• **Data supplied**:
-- begin --

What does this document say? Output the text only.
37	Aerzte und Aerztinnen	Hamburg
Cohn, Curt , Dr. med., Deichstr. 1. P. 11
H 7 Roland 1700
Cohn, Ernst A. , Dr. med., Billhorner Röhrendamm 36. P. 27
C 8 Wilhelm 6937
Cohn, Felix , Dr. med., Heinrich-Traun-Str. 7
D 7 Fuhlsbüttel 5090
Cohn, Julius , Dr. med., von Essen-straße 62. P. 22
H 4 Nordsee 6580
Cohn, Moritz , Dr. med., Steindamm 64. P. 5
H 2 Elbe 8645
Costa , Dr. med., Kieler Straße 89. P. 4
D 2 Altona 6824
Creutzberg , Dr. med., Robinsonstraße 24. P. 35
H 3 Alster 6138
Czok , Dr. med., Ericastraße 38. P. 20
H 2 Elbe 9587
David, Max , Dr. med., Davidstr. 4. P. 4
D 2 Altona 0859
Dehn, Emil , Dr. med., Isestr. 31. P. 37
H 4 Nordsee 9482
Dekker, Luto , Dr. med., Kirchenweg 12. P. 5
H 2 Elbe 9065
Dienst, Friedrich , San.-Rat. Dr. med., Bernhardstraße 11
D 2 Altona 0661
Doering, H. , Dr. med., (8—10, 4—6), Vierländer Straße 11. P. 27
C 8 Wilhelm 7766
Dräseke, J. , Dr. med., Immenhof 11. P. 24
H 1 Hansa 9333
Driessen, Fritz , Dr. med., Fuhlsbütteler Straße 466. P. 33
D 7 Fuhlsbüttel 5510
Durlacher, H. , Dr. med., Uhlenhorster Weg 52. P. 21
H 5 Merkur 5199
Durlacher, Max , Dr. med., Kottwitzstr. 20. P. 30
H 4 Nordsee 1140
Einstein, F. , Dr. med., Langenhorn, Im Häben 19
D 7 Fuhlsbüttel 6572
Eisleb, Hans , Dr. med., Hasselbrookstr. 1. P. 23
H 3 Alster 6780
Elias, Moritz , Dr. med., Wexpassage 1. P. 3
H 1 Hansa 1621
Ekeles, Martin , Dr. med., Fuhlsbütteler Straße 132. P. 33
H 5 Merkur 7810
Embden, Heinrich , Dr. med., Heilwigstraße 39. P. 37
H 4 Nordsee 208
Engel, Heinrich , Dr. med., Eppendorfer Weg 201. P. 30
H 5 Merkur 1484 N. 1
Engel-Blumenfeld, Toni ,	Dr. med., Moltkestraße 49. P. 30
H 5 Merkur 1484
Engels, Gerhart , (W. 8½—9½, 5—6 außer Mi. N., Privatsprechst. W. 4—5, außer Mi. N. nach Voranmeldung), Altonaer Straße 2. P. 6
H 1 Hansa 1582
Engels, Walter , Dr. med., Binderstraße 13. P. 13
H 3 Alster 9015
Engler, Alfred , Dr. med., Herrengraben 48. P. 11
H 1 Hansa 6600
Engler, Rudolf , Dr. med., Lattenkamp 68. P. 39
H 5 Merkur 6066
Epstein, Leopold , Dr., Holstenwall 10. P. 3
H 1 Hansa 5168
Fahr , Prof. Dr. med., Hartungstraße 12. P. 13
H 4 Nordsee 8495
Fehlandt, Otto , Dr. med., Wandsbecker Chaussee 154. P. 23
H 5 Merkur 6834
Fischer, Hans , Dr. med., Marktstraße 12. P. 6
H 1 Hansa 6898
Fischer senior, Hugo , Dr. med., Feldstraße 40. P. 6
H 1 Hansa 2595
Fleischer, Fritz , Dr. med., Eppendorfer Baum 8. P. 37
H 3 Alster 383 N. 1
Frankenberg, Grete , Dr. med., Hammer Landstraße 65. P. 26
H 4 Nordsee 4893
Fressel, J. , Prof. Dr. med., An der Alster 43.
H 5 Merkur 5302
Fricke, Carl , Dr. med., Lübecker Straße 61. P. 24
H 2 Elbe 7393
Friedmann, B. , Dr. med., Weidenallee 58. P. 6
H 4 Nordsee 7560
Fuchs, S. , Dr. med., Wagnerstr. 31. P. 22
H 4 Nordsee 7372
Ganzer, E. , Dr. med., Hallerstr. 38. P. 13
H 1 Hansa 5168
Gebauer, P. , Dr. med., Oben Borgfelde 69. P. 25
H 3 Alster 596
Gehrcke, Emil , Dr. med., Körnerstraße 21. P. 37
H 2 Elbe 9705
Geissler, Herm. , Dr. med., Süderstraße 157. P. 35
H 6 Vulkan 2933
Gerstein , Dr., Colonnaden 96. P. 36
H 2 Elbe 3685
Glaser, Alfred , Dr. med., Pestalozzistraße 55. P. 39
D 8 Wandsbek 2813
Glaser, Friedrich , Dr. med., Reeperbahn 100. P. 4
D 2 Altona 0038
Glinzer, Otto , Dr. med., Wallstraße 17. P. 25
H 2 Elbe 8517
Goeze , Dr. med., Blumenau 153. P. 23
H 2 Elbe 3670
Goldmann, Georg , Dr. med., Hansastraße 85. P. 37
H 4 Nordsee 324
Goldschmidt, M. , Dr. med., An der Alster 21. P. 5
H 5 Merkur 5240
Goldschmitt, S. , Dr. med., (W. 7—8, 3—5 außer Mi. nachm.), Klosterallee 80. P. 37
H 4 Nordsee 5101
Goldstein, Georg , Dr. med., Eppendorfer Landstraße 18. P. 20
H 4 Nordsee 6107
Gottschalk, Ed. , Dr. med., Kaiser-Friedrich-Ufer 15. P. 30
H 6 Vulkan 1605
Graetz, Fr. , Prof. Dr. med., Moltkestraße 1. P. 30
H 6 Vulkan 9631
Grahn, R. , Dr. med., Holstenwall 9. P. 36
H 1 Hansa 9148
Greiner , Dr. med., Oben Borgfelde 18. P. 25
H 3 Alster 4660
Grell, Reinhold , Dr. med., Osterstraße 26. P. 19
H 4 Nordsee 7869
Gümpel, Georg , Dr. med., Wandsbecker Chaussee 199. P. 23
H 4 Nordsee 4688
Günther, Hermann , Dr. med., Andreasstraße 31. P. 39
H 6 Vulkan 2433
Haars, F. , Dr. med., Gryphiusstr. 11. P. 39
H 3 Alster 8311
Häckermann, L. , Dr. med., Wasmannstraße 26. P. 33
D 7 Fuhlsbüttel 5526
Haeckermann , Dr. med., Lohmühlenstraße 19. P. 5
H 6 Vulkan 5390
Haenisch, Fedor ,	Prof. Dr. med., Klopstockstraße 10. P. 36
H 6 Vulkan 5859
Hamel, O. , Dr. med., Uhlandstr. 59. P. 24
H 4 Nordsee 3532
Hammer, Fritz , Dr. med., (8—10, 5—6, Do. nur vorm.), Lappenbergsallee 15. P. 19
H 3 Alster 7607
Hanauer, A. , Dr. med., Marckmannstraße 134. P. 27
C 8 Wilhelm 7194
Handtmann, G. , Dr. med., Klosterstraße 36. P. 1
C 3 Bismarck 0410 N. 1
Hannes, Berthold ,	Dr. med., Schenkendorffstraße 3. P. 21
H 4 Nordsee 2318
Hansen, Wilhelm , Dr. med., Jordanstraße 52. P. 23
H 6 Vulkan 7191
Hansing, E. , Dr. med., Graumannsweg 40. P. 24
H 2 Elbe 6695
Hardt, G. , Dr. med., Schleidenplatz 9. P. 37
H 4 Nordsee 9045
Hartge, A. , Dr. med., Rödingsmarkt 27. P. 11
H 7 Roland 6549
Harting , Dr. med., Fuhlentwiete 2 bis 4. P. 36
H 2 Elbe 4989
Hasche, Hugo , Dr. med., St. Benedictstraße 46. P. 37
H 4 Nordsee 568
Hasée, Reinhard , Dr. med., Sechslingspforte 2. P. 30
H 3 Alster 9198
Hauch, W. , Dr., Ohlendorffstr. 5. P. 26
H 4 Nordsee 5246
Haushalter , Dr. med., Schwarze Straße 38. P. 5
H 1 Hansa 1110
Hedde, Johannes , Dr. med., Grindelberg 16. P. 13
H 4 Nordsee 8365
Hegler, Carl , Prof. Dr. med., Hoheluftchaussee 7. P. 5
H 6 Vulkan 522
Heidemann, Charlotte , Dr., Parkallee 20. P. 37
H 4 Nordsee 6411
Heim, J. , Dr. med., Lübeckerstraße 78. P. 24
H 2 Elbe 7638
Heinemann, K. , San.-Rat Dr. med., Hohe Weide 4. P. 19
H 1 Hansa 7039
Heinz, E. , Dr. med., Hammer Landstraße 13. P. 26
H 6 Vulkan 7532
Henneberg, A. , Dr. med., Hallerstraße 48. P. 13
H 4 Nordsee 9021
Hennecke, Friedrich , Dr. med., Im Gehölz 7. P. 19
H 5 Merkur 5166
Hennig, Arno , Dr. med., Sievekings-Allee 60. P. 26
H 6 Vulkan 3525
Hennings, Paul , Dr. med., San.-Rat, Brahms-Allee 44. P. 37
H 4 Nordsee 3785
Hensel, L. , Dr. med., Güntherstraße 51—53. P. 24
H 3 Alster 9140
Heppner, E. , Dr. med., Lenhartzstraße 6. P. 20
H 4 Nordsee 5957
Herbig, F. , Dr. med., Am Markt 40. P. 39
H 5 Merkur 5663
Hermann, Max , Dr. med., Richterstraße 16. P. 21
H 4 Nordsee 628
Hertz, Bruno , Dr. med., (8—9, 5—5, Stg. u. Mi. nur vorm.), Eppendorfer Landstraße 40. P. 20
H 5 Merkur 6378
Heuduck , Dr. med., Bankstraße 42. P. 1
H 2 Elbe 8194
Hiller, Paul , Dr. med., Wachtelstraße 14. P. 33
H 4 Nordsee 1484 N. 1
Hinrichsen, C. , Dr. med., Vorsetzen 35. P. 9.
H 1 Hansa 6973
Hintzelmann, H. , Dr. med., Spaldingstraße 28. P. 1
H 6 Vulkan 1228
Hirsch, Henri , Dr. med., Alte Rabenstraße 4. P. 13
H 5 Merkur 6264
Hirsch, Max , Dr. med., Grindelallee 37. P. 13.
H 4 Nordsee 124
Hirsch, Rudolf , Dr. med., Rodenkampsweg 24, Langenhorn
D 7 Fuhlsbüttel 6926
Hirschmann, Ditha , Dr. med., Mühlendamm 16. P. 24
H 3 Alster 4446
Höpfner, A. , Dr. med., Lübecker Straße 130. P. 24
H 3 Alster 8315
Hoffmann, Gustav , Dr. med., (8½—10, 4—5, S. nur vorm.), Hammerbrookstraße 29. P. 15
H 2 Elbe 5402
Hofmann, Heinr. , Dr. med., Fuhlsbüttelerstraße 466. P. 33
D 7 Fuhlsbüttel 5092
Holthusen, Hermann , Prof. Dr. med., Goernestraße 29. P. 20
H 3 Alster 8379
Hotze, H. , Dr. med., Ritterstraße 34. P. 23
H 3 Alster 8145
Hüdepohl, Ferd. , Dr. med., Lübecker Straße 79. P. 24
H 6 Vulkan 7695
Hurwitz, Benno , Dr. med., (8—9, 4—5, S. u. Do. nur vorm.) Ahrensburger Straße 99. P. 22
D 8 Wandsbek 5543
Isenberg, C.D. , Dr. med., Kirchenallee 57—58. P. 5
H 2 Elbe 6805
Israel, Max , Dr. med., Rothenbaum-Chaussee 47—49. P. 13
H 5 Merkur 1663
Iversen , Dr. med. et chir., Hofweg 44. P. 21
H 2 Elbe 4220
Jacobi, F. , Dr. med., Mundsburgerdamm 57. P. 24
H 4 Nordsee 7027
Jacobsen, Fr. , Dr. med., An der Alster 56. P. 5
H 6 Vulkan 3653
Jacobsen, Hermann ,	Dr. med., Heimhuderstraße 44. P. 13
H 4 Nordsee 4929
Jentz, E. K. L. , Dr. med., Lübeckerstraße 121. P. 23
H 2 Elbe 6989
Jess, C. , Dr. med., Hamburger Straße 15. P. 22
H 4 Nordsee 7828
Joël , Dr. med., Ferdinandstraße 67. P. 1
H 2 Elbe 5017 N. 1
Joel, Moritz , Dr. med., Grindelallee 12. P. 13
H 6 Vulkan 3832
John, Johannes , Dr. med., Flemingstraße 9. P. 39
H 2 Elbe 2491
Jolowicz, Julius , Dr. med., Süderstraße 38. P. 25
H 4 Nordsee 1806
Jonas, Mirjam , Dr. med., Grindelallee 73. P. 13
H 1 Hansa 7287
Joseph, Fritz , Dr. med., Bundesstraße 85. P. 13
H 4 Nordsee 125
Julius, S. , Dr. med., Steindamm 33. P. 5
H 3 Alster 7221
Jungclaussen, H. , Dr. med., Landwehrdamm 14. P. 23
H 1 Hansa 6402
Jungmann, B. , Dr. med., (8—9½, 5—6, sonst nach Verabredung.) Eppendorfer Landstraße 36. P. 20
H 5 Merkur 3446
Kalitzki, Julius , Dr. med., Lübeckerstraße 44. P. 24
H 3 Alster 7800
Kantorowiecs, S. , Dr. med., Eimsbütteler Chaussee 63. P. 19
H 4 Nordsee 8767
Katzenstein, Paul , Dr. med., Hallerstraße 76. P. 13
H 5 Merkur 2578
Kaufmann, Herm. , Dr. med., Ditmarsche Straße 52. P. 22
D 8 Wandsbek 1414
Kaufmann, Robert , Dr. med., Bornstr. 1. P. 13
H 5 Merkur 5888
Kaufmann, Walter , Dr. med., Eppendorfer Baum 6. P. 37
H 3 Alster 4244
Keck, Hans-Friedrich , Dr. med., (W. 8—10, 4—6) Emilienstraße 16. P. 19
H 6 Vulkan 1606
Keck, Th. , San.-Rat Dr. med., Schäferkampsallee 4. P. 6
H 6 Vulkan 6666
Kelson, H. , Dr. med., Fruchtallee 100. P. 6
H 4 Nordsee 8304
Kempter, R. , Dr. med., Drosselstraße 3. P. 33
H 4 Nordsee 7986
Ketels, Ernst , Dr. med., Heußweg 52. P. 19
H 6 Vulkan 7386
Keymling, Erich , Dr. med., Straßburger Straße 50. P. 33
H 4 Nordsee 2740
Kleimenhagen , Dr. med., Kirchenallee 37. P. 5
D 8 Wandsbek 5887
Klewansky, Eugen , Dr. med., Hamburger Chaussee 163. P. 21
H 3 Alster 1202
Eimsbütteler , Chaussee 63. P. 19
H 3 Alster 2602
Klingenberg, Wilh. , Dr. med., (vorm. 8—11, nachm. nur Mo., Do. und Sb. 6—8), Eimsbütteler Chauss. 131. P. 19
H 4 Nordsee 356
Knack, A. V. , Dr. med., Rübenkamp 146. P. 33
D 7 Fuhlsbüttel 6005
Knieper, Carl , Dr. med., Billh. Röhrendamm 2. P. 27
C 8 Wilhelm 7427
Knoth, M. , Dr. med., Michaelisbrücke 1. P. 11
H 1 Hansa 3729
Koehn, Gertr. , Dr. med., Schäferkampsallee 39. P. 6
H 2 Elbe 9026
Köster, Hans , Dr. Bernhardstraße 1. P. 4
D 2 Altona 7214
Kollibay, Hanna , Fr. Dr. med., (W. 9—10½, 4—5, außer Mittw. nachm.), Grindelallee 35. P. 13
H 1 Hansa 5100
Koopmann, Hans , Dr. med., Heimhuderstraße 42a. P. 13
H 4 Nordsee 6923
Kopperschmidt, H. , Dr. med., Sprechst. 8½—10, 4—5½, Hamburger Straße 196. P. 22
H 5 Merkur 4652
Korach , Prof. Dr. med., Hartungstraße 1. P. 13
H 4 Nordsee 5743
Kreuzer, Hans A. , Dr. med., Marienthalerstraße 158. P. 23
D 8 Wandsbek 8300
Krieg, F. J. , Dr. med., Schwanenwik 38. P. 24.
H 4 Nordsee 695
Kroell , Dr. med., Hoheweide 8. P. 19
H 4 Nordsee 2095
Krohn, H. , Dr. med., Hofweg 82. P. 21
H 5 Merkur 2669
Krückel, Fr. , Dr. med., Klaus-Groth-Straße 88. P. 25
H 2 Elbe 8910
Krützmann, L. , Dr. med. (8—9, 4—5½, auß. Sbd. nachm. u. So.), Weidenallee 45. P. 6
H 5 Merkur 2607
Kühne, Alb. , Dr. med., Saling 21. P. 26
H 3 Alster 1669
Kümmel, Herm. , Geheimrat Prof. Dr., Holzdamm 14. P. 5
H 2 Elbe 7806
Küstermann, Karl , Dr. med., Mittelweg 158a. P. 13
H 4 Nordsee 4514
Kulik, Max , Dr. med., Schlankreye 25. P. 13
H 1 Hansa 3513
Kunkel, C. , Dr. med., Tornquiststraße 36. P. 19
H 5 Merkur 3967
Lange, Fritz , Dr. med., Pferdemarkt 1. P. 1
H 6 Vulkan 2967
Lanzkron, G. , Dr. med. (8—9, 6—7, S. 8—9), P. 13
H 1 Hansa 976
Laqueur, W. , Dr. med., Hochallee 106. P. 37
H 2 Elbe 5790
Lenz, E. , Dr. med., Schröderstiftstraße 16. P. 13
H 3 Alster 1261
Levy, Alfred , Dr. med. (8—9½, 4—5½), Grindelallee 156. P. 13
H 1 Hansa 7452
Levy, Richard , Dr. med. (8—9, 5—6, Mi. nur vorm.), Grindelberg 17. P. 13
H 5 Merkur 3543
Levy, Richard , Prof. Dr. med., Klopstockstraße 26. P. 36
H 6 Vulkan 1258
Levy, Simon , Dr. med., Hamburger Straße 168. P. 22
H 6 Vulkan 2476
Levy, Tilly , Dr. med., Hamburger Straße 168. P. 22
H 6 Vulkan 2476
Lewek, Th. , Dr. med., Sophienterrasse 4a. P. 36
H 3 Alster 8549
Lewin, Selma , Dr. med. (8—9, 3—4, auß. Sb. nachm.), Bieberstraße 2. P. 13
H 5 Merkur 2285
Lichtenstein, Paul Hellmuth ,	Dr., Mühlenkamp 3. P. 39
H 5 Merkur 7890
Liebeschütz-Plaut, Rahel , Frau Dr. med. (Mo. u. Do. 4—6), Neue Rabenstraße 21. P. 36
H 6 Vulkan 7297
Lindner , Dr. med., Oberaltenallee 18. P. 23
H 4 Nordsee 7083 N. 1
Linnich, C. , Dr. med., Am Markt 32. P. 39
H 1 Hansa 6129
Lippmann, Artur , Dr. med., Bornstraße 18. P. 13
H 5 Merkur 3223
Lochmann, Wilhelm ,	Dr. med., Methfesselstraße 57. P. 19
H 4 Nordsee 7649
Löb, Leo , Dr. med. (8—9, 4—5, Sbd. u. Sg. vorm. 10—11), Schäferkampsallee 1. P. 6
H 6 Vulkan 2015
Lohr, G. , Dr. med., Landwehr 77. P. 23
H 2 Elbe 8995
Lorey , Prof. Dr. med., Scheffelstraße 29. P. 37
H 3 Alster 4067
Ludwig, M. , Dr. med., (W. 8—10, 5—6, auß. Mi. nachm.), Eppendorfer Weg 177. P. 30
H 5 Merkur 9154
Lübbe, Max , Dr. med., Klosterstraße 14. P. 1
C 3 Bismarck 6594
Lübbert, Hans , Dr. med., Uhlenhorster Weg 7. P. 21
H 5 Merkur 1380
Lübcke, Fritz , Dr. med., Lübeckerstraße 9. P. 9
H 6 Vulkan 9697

-- end --

• **What is being asked**: Go through the material line by line. Show each line that contains the string "Klosterstraße".

• **Worked answer**:
Handtmann, G. , Dr. med., Klosterstraße 36. P. 1
Lübbe, Max , Dr. med., Klosterstraße 14. P. 1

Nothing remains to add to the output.